Stored data:
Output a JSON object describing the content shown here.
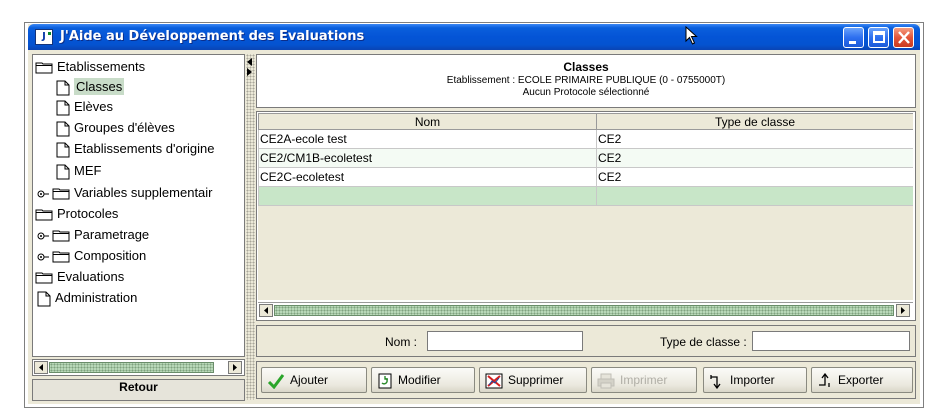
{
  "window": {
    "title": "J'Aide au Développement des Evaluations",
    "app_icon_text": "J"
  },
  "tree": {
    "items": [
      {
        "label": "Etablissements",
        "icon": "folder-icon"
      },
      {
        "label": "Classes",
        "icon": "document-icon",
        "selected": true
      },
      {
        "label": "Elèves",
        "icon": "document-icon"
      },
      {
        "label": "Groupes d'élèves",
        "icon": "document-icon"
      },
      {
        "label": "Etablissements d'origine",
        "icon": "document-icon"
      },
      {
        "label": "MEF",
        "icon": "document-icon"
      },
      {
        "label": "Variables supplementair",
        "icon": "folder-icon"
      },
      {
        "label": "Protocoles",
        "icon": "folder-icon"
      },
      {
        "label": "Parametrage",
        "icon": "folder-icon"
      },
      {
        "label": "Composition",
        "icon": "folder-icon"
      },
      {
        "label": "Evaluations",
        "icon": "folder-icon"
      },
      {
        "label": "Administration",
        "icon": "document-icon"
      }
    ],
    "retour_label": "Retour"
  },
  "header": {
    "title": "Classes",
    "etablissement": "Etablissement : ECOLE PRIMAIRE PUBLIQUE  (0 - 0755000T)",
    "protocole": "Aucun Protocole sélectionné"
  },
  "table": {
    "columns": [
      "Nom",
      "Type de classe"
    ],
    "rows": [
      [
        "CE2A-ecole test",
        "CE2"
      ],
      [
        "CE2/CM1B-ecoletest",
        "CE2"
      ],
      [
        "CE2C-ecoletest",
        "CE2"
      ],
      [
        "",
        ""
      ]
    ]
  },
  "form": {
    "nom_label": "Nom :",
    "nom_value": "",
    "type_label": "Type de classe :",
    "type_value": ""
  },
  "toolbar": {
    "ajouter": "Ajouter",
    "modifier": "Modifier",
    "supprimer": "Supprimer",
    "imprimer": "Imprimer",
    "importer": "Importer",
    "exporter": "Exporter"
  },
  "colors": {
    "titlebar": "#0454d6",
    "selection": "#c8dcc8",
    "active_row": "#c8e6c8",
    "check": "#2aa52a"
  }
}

> **PROBLEM REQUIREMENTS**: Go through the material above and print all of it exactly, except the pictures.

> **RESPONSE FOR THIS EXERCISE**:
Output a JSON object describing the content shown here.
{
  "window": {
    "title": "J'Aide au Développement des Evaluations",
    "app_icon_text": "J"
  },
  "tree": {
    "items": [
      {
        "label": "Etablissements",
        "icon": "folder-icon"
      },
      {
        "label": "Classes",
        "icon": "document-icon",
        "selected": true
      },
      {
        "label": "Elèves",
        "icon": "document-icon"
      },
      {
        "label": "Groupes d'élèves",
        "icon": "document-icon"
      },
      {
        "label": "Etablissements d'origine",
        "icon": "document-icon"
      },
      {
        "label": "MEF",
        "icon": "document-icon"
      },
      {
        "label": "Variables supplementair",
        "icon": "folder-icon"
      },
      {
        "label": "Protocoles",
        "icon": "folder-icon"
      },
      {
        "label": "Parametrage",
        "icon": "folder-icon"
      },
      {
        "label": "Composition",
        "icon": "folder-icon"
      },
      {
        "label": "Evaluations",
        "icon": "folder-icon"
      },
      {
        "label": "Administration",
        "icon": "document-icon"
      }
    ],
    "retour_label": "Retour"
  },
  "header": {
    "title": "Classes",
    "etablissement": "Etablissement : ECOLE PRIMAIRE PUBLIQUE  (0 - 0755000T)",
    "protocole": "Aucun Protocole sélectionné"
  },
  "table": {
    "columns": [
      "Nom",
      "Type de classe"
    ],
    "rows": [
      [
        "CE2A-ecole test",
        "CE2"
      ],
      [
        "CE2/CM1B-ecoletest",
        "CE2"
      ],
      [
        "CE2C-ecoletest",
        "CE2"
      ],
      [
        "",
        ""
      ]
    ]
  },
  "form": {
    "nom_label": "Nom :",
    "nom_value": "",
    "type_label": "Type de classe :",
    "type_value": ""
  },
  "toolbar": {
    "ajouter": "Ajouter",
    "modifier": "Modifier",
    "supprimer": "Supprimer",
    "imprimer": "Imprimer",
    "importer": "Importer",
    "exporter": "Exporter"
  },
  "colors": {
    "titlebar": "#0454d6",
    "selection": "#c8dcc8",
    "active_row": "#c8e6c8",
    "check": "#2aa52a"
  }
}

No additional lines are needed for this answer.